Material provided:
---------------

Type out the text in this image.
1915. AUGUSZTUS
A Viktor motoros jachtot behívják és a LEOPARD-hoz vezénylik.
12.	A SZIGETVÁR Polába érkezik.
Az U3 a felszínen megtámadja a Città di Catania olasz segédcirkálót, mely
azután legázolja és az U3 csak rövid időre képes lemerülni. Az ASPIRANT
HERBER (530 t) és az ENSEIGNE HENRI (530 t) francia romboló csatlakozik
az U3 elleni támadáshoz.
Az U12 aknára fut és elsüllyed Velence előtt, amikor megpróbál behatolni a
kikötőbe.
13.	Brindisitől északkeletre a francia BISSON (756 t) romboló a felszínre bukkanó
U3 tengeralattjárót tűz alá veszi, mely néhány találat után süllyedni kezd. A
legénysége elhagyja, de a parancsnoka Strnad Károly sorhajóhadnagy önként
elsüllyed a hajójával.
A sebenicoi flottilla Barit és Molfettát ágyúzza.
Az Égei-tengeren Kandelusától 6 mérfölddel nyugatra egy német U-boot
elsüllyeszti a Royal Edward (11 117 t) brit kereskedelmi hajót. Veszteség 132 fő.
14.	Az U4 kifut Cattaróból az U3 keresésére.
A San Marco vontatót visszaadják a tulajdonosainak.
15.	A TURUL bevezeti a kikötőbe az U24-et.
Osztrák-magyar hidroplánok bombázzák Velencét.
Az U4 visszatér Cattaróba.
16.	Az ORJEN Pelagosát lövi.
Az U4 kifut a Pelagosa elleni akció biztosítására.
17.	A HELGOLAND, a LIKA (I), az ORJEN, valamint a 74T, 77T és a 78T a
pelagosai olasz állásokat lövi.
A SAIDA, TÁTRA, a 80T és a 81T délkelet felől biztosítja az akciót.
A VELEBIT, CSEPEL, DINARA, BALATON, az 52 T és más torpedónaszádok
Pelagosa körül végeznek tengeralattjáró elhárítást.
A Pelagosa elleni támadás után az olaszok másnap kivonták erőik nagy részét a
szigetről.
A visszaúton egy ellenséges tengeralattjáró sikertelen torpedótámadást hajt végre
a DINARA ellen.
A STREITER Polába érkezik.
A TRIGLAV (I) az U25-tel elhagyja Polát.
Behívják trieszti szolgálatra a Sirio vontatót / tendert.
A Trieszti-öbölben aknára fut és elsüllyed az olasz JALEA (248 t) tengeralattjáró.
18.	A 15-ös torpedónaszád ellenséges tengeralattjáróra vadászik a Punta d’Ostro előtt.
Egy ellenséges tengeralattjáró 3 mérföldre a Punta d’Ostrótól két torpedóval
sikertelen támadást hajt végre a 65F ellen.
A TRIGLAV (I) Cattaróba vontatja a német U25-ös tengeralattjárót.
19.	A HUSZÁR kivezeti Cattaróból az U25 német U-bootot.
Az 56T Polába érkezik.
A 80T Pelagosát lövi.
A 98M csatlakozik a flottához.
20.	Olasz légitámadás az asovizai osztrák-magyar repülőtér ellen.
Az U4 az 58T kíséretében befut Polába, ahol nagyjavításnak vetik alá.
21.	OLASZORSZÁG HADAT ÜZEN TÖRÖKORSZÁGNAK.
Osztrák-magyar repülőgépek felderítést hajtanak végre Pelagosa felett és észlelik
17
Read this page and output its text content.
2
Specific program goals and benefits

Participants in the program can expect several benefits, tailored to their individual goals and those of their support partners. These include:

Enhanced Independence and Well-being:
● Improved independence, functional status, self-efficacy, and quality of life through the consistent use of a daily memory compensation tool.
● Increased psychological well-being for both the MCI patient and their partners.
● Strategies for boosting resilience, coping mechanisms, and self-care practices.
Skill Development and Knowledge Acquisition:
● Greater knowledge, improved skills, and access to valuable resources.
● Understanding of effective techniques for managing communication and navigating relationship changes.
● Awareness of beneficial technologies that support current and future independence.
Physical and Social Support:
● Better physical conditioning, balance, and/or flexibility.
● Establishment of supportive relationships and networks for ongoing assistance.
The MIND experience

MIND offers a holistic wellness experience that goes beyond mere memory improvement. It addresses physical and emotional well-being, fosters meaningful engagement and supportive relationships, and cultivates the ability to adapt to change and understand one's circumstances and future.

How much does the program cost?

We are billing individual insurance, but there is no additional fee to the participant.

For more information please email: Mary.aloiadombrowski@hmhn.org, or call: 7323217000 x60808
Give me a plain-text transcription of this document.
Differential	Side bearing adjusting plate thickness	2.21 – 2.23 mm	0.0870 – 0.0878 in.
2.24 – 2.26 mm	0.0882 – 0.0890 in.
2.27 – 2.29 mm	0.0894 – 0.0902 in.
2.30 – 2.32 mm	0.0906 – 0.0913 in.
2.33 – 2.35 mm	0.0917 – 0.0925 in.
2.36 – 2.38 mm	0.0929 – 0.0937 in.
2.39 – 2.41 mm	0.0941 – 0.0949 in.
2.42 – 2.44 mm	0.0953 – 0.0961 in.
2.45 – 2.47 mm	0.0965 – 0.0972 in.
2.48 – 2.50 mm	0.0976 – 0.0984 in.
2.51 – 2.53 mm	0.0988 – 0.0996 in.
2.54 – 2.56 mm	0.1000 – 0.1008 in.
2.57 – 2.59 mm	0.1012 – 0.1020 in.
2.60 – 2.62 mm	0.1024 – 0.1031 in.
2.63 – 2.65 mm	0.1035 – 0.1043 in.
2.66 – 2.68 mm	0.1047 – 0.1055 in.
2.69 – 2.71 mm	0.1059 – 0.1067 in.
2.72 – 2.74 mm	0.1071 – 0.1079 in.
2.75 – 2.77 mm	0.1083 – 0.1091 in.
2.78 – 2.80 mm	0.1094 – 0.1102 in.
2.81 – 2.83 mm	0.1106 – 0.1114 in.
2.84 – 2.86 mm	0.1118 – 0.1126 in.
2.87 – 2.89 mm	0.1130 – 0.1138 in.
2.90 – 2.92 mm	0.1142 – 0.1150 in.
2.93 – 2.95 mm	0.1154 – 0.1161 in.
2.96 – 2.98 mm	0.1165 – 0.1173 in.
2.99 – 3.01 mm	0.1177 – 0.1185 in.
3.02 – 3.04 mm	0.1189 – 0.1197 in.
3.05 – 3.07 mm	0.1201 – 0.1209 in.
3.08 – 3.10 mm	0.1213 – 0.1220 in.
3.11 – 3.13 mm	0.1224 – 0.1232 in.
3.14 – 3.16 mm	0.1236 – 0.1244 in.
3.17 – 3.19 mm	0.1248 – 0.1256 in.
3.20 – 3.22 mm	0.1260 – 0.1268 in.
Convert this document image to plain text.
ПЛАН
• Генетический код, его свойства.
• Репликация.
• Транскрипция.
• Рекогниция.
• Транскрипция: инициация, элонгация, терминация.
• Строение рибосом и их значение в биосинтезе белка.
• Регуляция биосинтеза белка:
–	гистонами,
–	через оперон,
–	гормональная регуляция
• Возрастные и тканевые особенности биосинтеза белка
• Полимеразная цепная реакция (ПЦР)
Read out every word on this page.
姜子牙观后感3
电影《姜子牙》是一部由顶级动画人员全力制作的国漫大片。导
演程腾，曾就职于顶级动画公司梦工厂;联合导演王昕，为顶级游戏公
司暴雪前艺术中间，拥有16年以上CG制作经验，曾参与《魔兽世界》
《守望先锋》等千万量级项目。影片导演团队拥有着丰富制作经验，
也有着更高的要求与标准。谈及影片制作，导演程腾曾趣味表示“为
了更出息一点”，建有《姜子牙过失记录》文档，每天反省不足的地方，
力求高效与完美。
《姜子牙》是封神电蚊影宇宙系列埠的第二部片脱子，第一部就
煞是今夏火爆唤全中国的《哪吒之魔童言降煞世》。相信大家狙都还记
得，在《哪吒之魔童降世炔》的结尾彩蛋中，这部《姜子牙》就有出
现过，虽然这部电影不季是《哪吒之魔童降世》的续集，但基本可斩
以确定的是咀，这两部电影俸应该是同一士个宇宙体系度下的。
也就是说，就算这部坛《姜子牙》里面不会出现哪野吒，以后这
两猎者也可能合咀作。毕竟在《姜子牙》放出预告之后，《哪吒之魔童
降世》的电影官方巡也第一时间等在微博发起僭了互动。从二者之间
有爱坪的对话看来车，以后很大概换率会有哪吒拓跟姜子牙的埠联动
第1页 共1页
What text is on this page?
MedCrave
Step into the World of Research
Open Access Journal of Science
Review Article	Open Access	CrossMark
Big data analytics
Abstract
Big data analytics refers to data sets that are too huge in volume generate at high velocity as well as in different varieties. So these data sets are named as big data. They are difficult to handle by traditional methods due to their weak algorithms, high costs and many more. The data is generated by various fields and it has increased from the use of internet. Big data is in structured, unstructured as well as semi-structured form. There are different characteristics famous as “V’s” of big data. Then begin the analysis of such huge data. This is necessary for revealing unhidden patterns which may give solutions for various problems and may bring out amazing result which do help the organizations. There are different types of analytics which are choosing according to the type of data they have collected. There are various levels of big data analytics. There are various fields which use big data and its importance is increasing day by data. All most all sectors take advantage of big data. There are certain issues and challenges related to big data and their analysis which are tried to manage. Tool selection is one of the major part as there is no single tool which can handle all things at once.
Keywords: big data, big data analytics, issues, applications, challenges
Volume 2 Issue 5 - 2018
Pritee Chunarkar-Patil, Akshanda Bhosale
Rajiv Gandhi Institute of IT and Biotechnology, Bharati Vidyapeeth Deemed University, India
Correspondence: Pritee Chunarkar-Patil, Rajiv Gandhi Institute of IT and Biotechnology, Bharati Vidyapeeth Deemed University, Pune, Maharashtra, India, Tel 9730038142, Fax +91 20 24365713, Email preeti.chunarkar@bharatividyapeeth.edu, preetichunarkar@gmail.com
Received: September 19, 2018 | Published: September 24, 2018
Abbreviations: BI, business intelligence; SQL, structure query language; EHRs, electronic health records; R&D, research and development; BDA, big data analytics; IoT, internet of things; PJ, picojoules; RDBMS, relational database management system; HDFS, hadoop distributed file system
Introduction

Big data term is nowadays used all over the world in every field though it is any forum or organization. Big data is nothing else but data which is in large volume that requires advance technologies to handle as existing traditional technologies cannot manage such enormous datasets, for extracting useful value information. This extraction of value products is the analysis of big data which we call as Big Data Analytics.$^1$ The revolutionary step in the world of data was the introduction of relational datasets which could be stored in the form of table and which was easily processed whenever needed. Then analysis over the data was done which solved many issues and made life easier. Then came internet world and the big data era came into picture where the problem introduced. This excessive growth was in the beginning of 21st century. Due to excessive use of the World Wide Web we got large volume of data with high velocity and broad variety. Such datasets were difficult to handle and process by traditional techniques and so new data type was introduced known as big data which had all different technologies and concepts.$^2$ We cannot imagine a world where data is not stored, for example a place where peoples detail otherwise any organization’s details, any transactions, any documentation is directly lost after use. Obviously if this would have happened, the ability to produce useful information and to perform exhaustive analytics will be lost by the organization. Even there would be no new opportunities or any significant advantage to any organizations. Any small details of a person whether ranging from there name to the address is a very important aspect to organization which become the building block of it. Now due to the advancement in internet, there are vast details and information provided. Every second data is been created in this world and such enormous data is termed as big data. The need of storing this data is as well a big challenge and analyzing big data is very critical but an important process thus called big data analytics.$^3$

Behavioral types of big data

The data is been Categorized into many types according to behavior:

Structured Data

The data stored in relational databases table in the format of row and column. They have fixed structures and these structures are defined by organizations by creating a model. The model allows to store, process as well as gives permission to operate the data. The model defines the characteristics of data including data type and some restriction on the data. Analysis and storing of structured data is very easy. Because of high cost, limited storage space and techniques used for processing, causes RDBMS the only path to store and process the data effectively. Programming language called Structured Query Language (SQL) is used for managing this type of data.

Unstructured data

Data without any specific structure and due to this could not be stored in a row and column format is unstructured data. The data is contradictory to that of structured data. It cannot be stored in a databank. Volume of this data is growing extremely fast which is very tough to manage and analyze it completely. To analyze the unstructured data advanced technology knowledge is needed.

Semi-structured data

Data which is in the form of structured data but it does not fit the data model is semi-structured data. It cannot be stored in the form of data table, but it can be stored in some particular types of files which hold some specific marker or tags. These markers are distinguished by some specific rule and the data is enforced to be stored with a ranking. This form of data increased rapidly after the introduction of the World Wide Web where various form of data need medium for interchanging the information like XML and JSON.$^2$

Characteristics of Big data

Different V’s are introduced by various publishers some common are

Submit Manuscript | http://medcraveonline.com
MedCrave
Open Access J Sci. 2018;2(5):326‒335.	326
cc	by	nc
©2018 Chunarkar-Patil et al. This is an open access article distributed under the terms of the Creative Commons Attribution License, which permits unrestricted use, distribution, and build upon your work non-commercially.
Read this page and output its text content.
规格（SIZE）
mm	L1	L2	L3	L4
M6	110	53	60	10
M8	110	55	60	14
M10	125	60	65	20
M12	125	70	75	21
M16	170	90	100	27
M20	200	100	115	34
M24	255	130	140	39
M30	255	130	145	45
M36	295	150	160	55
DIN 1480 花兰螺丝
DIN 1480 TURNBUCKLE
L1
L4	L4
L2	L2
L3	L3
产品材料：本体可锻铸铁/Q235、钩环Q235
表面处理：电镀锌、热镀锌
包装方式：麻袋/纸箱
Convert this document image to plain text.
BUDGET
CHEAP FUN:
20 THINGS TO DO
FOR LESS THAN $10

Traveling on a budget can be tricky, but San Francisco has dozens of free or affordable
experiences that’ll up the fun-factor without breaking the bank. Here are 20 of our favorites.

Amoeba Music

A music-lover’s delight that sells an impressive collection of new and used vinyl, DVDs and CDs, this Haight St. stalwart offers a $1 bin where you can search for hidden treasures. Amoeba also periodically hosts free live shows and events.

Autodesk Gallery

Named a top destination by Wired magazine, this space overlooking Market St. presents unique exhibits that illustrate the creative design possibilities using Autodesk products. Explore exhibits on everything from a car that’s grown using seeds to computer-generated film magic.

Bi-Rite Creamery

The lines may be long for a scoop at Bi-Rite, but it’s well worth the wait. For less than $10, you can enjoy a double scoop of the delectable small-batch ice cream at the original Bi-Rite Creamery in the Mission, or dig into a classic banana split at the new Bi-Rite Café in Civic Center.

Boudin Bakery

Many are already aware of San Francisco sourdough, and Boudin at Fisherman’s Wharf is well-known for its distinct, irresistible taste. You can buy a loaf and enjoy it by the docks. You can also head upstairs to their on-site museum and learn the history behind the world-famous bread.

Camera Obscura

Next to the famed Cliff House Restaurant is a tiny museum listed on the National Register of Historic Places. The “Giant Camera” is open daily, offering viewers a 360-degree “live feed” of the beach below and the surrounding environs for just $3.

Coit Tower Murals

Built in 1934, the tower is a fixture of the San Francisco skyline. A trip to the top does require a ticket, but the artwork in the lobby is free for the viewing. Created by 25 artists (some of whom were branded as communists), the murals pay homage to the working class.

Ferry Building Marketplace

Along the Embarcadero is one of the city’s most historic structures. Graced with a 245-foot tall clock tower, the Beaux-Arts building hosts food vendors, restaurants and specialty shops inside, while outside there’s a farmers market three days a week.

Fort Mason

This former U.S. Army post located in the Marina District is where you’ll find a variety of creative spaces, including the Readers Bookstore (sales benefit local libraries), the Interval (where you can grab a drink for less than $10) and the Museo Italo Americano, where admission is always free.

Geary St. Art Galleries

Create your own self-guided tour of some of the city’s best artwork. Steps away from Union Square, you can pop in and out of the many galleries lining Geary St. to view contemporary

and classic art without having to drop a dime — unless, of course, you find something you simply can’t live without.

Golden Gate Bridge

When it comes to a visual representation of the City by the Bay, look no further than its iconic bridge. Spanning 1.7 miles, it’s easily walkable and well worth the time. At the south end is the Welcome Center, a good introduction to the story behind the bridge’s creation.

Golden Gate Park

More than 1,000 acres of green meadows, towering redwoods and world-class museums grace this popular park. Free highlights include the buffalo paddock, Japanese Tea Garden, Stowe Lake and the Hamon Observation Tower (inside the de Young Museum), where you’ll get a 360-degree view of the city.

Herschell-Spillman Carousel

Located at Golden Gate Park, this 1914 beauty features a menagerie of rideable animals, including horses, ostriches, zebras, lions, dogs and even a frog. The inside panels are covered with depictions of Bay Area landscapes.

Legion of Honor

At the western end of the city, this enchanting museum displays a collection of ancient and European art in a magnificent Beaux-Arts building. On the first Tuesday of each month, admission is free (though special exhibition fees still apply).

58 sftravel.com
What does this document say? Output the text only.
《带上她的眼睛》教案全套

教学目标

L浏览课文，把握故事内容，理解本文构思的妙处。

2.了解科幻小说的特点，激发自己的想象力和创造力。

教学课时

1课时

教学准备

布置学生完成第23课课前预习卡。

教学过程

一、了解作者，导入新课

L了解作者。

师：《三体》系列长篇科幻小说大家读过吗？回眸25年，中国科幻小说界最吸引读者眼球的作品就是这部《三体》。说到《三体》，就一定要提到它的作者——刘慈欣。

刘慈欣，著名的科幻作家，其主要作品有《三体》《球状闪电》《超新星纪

---------------

What you will do: Repeat only the stretch of lines starting at the one containing "What does this" and running to the final line of the entries above.

Exercise response:
What does this document say? Output the text only.
《带上她的眼睛》教案全套

教学目标

L浏览课文，把握故事内容，理解本文构思的妙处。

2.了解科幻小说的特点，激发自己的想象力和创造力。

教学课时

1课时

教学准备

布置学生完成第23课课前预习卡。

教学过程

一、了解作者，导入新课

L了解作者。

师：《三体》系列长篇科幻小说大家读过吗？回眸25年，中国科幻小说界最吸引读者眼球的作品就是这部《三体》。说到《三体》，就一定要提到它的作者——刘慈欣。

刘慈欣，著名的科幻作家，其主要作品有《三体》《球状闪电》《超新星纪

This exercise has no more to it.